**EXERCISE DATA**
* * * *

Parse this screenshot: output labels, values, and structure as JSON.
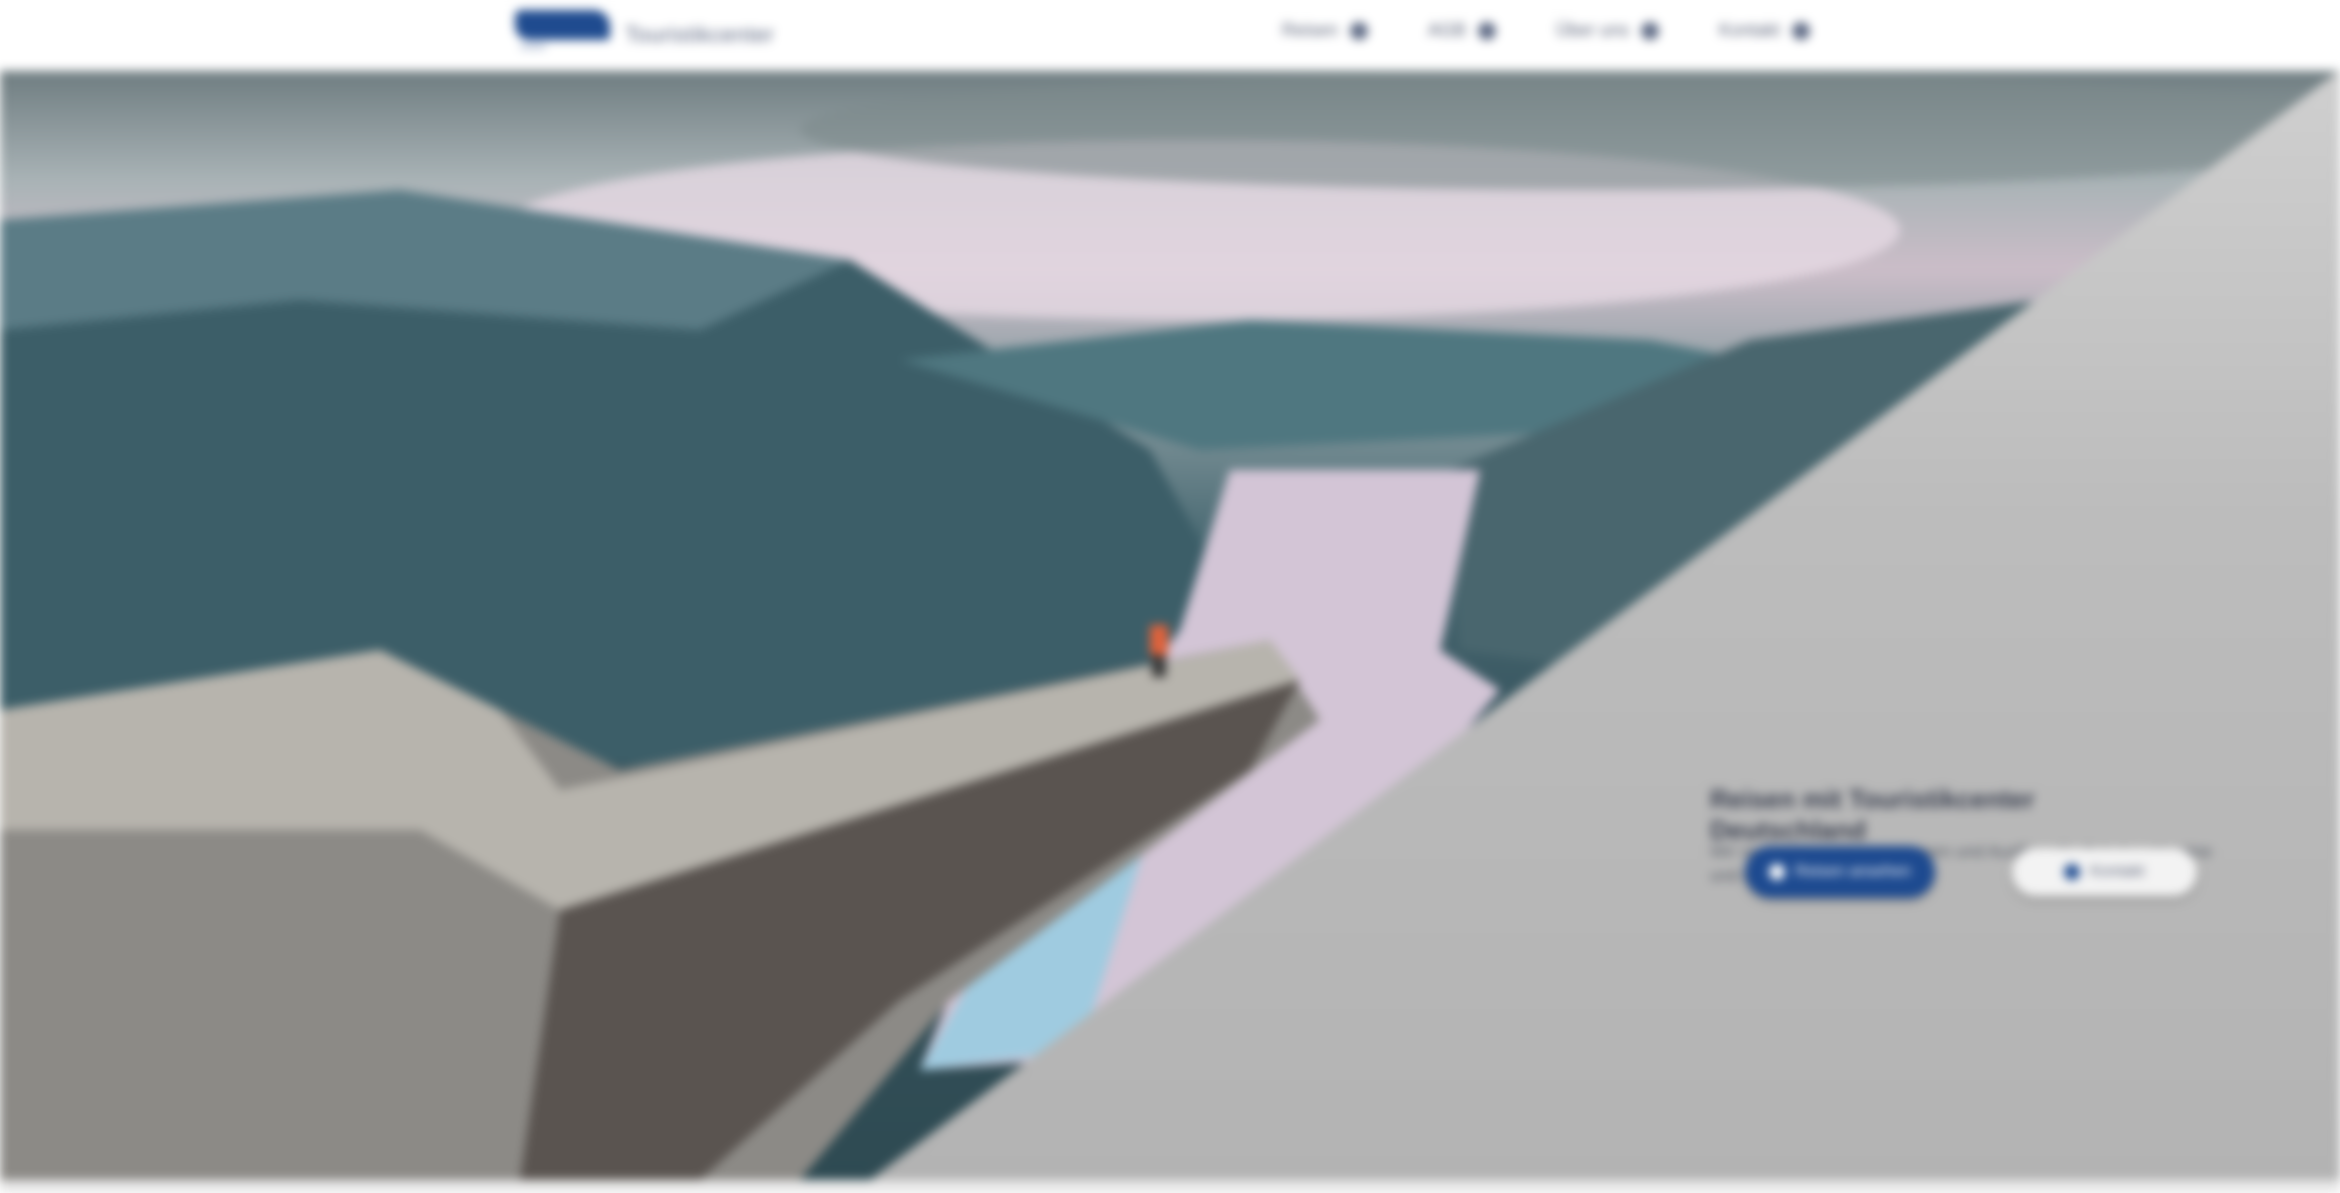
{
  "header": {
    "brand_name": "Touristikcenter",
    "nav": [
      {
        "label": "Reisen",
        "icon": "airplane-icon"
      },
      {
        "label": "AGB",
        "icon": "document-icon"
      },
      {
        "label": "Über uns",
        "icon": "info-icon"
      },
      {
        "label": "Kontakt",
        "icon": "phone-icon"
      }
    ]
  },
  "hero": {
    "title": "Reisen mit Touristikcenter Deutschland",
    "text": "Wir organisieren Gruppenreisen und Ausflüge für Schulen, Vereine und Firmen.",
    "primary_button": "Reisen ansehen",
    "secondary_button": "Kontakt",
    "colors": {
      "accent": "#1d4a90",
      "panel": "#bdbdbd"
    }
  }
}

* * * *

**PROBLEM**
Write the full listing out again with every line unchanged, but include no pictures.

**EXERCISE SOLUTION**
Parse this screenshot: output labels, values, and structure as JSON.
{
  "header": {
    "brand_name": "Touristikcenter",
    "nav": [
      {
        "label": "Reisen",
        "icon": "airplane-icon"
      },
      {
        "label": "AGB",
        "icon": "document-icon"
      },
      {
        "label": "Über uns",
        "icon": "info-icon"
      },
      {
        "label": "Kontakt",
        "icon": "phone-icon"
      }
    ]
  },
  "hero": {
    "title": "Reisen mit Touristikcenter Deutschland",
    "text": "Wir organisieren Gruppenreisen und Ausflüge für Schulen, Vereine und Firmen.",
    "primary_button": "Reisen ansehen",
    "secondary_button": "Kontakt",
    "colors": {
      "accent": "#1d4a90",
      "panel": "#bdbdbd"
    }
  }
}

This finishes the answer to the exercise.